→ DIRECTION: Omit the images, then print each record below exactly as it reads.
** Start DATA SHOWN **
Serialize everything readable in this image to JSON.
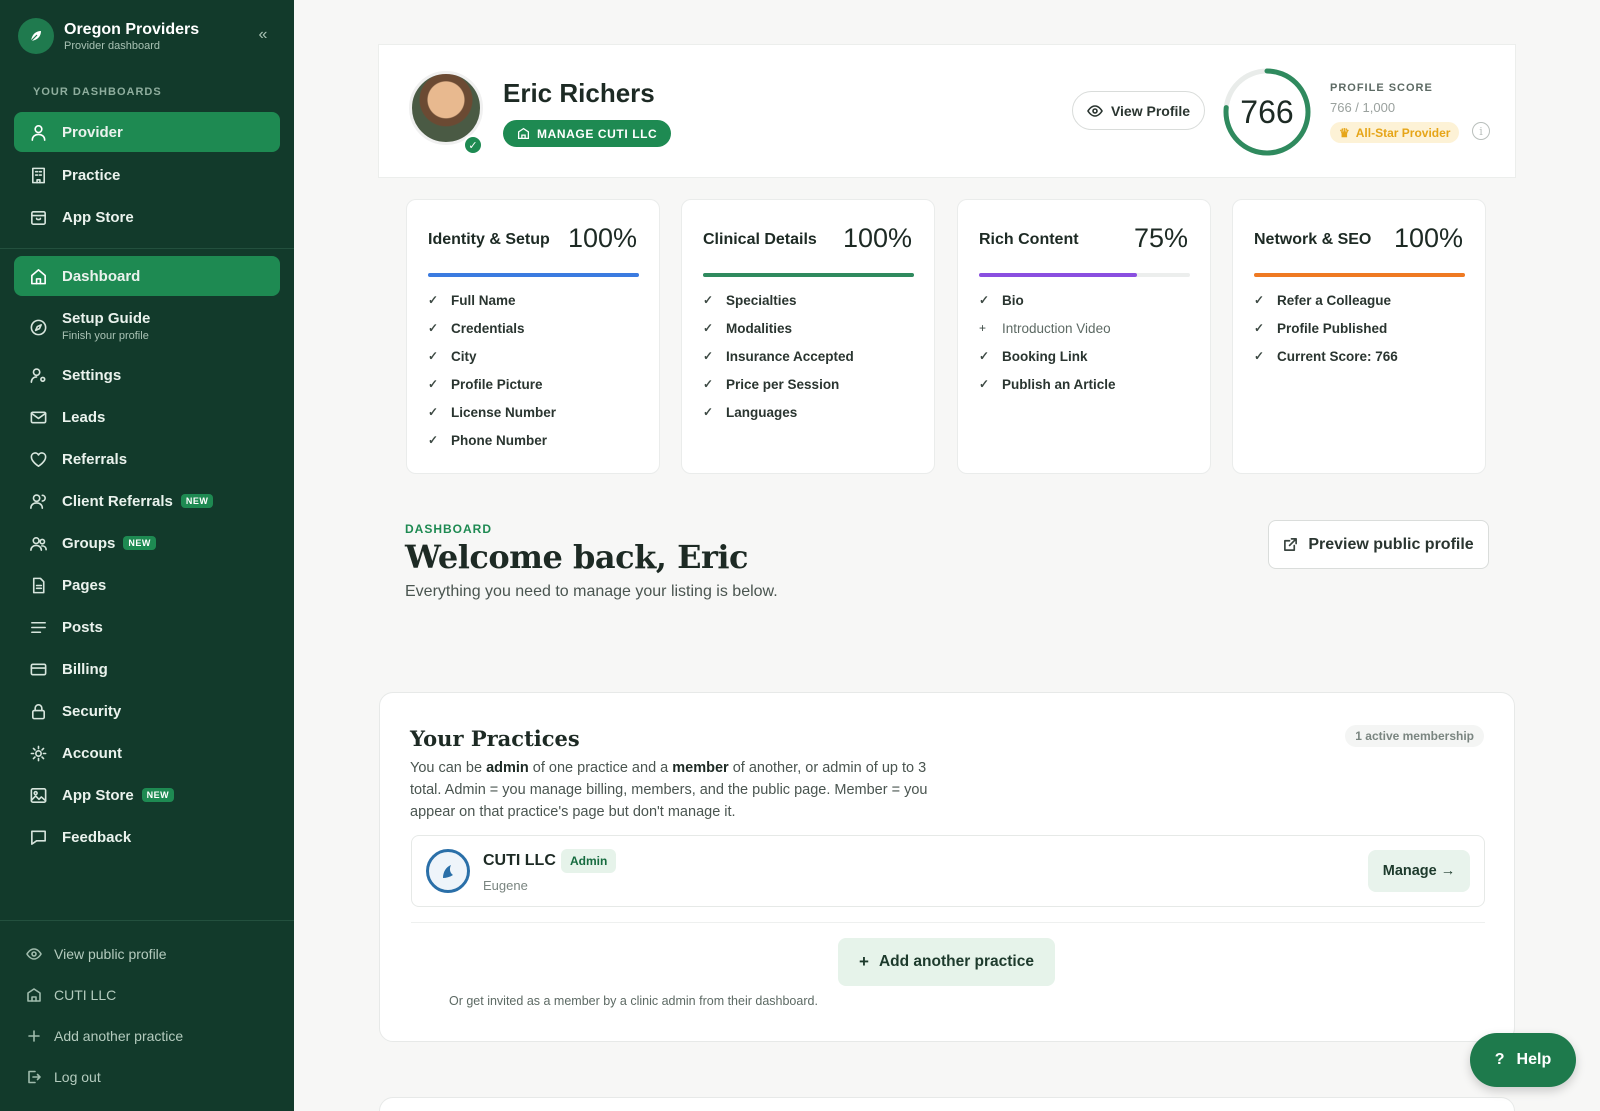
{
  "colors": {
    "sidebar_bg": "#123a2b",
    "accent": "#1e8a52",
    "identity_bar": "#3b7be0",
    "clinical_bar": "#2f8a5e",
    "rich_bar": "#8a4fe0",
    "network_bar": "#ef7a22",
    "allstar": "#e6a518"
  },
  "sidebar": {
    "brand_title": "Oregon Providers",
    "brand_subtitle": "Provider dashboard",
    "collapse_icon": "double-chevron-left-icon",
    "section_label": "YOUR DASHBOARDS",
    "top_items": [
      {
        "label": "Provider",
        "icon": "user-icon",
        "active": true
      },
      {
        "label": "Practice",
        "icon": "building-icon",
        "active": false
      },
      {
        "label": "App Store",
        "icon": "store-icon",
        "active": false
      }
    ],
    "main_items": [
      {
        "label": "Dashboard",
        "icon": "home-icon",
        "active": true
      },
      {
        "label": "Setup Guide",
        "sublabel": "Finish your profile",
        "icon": "compass-icon"
      },
      {
        "label": "Settings",
        "icon": "user-gear-icon"
      },
      {
        "label": "Leads",
        "icon": "mail-icon"
      },
      {
        "label": "Referrals",
        "icon": "heart-icon"
      },
      {
        "label": "Client Referrals",
        "badge": "NEW",
        "icon": "users-icon"
      },
      {
        "label": "Groups",
        "badge": "NEW",
        "icon": "group-icon"
      },
      {
        "label": "Pages",
        "icon": "file-icon"
      },
      {
        "label": "Posts",
        "icon": "lines-icon"
      },
      {
        "label": "Billing",
        "icon": "card-icon"
      },
      {
        "label": "Security",
        "icon": "lock-icon"
      },
      {
        "label": "Account",
        "icon": "gear-icon"
      },
      {
        "label": "App Store",
        "badge": "NEW",
        "icon": "image-icon"
      },
      {
        "label": "Feedback",
        "icon": "chat-icon"
      }
    ],
    "footer_items": [
      {
        "label": "View public profile",
        "icon": "eye-icon"
      },
      {
        "label": "CUTI LLC",
        "icon": "building-icon"
      },
      {
        "label": "Add another practice",
        "icon": "plus-icon"
      },
      {
        "label": "Log out",
        "icon": "logout-icon"
      }
    ]
  },
  "profile": {
    "name": "Eric Richers",
    "manage_label": "MANAGE CUTI LLC",
    "view_profile_label": "View Profile",
    "score": "766",
    "score_value": 766,
    "score_max": 1000,
    "score_label": "PROFILE SCORE",
    "score_of": "766 / 1,000",
    "tier_label": "All-Star Provider",
    "info_glyph": "i"
  },
  "stats": [
    {
      "title": "Identity & Setup",
      "pct": "100%",
      "fill": 1.0,
      "color": "#3b7be0",
      "items": [
        {
          "t": "Full Name",
          "done": true
        },
        {
          "t": "Credentials",
          "done": true
        },
        {
          "t": "City",
          "done": true
        },
        {
          "t": "Profile Picture",
          "done": true
        },
        {
          "t": "License Number",
          "done": true
        },
        {
          "t": "Phone Number",
          "done": true
        }
      ]
    },
    {
      "title": "Clinical Details",
      "pct": "100%",
      "fill": 1.0,
      "color": "#2f8a5e",
      "items": [
        {
          "t": "Specialties",
          "done": true
        },
        {
          "t": "Modalities",
          "done": true
        },
        {
          "t": "Insurance Accepted",
          "done": true
        },
        {
          "t": "Price per Session",
          "done": true
        },
        {
          "t": "Languages",
          "done": true
        }
      ]
    },
    {
      "title": "Rich Content",
      "pct": "75%",
      "fill": 0.75,
      "color": "#8a4fe0",
      "items": [
        {
          "t": "Bio",
          "done": true
        },
        {
          "t": "Introduction Video",
          "done": false
        },
        {
          "t": "Booking Link",
          "done": true
        },
        {
          "t": "Publish an Article",
          "done": true
        }
      ]
    },
    {
      "title": "Network & SEO",
      "pct": "100%",
      "fill": 1.0,
      "color": "#ef7a22",
      "items": [
        {
          "t": "Refer a Colleague",
          "done": true
        },
        {
          "t": "Profile Published",
          "done": true
        },
        {
          "t": "Current Score: 766",
          "done": true
        }
      ]
    }
  ],
  "dashboard": {
    "kicker": "DASHBOARD",
    "title": "Welcome back, Eric",
    "subtitle": "Everything you need to manage your listing is below.",
    "preview_label": "Preview public profile"
  },
  "practices": {
    "title": "Your Practices",
    "membership": "1 active membership",
    "desc_parts": [
      "You can be ",
      "admin",
      " of one practice and a ",
      "member",
      " of another, or admin of up to 3 total. Admin = you manage billing, members, and the public page. Member = you appear on that practice's page but don't manage it."
    ],
    "row": {
      "name": "CUTI LLC",
      "role": "Admin",
      "city": "Eugene",
      "manage_label": "Manage →"
    },
    "add_label": "Add another practice",
    "note": "Or get invited as a member by a clinic admin from their dashboard."
  },
  "help_label": "Help",
  "help_glyph": "?"
}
** End DATA SHOWN **
→ PROBLEM SOLUTION:
Serialize everything readable in this image to JSON.
{
  "colors": {
    "sidebar_bg": "#123a2b",
    "accent": "#1e8a52",
    "identity_bar": "#3b7be0",
    "clinical_bar": "#2f8a5e",
    "rich_bar": "#8a4fe0",
    "network_bar": "#ef7a22",
    "allstar": "#e6a518"
  },
  "sidebar": {
    "brand_title": "Oregon Providers",
    "brand_subtitle": "Provider dashboard",
    "collapse_icon": "double-chevron-left-icon",
    "section_label": "YOUR DASHBOARDS",
    "top_items": [
      {
        "label": "Provider",
        "icon": "user-icon",
        "active": true
      },
      {
        "label": "Practice",
        "icon": "building-icon",
        "active": false
      },
      {
        "label": "App Store",
        "icon": "store-icon",
        "active": false
      }
    ],
    "main_items": [
      {
        "label": "Dashboard",
        "icon": "home-icon",
        "active": true
      },
      {
        "label": "Setup Guide",
        "sublabel": "Finish your profile",
        "icon": "compass-icon"
      },
      {
        "label": "Settings",
        "icon": "user-gear-icon"
      },
      {
        "label": "Leads",
        "icon": "mail-icon"
      },
      {
        "label": "Referrals",
        "icon": "heart-icon"
      },
      {
        "label": "Client Referrals",
        "badge": "NEW",
        "icon": "users-icon"
      },
      {
        "label": "Groups",
        "badge": "NEW",
        "icon": "group-icon"
      },
      {
        "label": "Pages",
        "icon": "file-icon"
      },
      {
        "label": "Posts",
        "icon": "lines-icon"
      },
      {
        "label": "Billing",
        "icon": "card-icon"
      },
      {
        "label": "Security",
        "icon": "lock-icon"
      },
      {
        "label": "Account",
        "icon": "gear-icon"
      },
      {
        "label": "App Store",
        "badge": "NEW",
        "icon": "image-icon"
      },
      {
        "label": "Feedback",
        "icon": "chat-icon"
      }
    ],
    "footer_items": [
      {
        "label": "View public profile",
        "icon": "eye-icon"
      },
      {
        "label": "CUTI LLC",
        "icon": "building-icon"
      },
      {
        "label": "Add another practice",
        "icon": "plus-icon"
      },
      {
        "label": "Log out",
        "icon": "logout-icon"
      }
    ]
  },
  "profile": {
    "name": "Eric Richers",
    "manage_label": "MANAGE CUTI LLC",
    "view_profile_label": "View Profile",
    "score": "766",
    "score_value": 766,
    "score_max": 1000,
    "score_label": "PROFILE SCORE",
    "score_of": "766 / 1,000",
    "tier_label": "All-Star Provider",
    "info_glyph": "i"
  },
  "stats": [
    {
      "title": "Identity & Setup",
      "pct": "100%",
      "fill": 1.0,
      "color": "#3b7be0",
      "items": [
        {
          "t": "Full Name",
          "done": true
        },
        {
          "t": "Credentials",
          "done": true
        },
        {
          "t": "City",
          "done": true
        },
        {
          "t": "Profile Picture",
          "done": true
        },
        {
          "t": "License Number",
          "done": true
        },
        {
          "t": "Phone Number",
          "done": true
        }
      ]
    },
    {
      "title": "Clinical Details",
      "pct": "100%",
      "fill": 1.0,
      "color": "#2f8a5e",
      "items": [
        {
          "t": "Specialties",
          "done": true
        },
        {
          "t": "Modalities",
          "done": true
        },
        {
          "t": "Insurance Accepted",
          "done": true
        },
        {
          "t": "Price per Session",
          "done": true
        },
        {
          "t": "Languages",
          "done": true
        }
      ]
    },
    {
      "title": "Rich Content",
      "pct": "75%",
      "fill": 0.75,
      "color": "#8a4fe0",
      "items": [
        {
          "t": "Bio",
          "done": true
        },
        {
          "t": "Introduction Video",
          "done": false
        },
        {
          "t": "Booking Link",
          "done": true
        },
        {
          "t": "Publish an Article",
          "done": true
        }
      ]
    },
    {
      "title": "Network & SEO",
      "pct": "100%",
      "fill": 1.0,
      "color": "#ef7a22",
      "items": [
        {
          "t": "Refer a Colleague",
          "done": true
        },
        {
          "t": "Profile Published",
          "done": true
        },
        {
          "t": "Current Score: 766",
          "done": true
        }
      ]
    }
  ],
  "dashboard": {
    "kicker": "DASHBOARD",
    "title": "Welcome back, Eric",
    "subtitle": "Everything you need to manage your listing is below.",
    "preview_label": "Preview public profile"
  },
  "practices": {
    "title": "Your Practices",
    "membership": "1 active membership",
    "desc_parts": [
      "You can be ",
      "admin",
      " of one practice and a ",
      "member",
      " of another, or admin of up to 3 total. Admin = you manage billing, members, and the public page. Member = you appear on that practice's page but don't manage it."
    ],
    "row": {
      "name": "CUTI LLC",
      "role": "Admin",
      "city": "Eugene",
      "manage_label": "Manage →"
    },
    "add_label": "Add another practice",
    "note": "Or get invited as a member by a clinic admin from their dashboard."
  },
  "help_label": "Help",
  "help_glyph": "?"
}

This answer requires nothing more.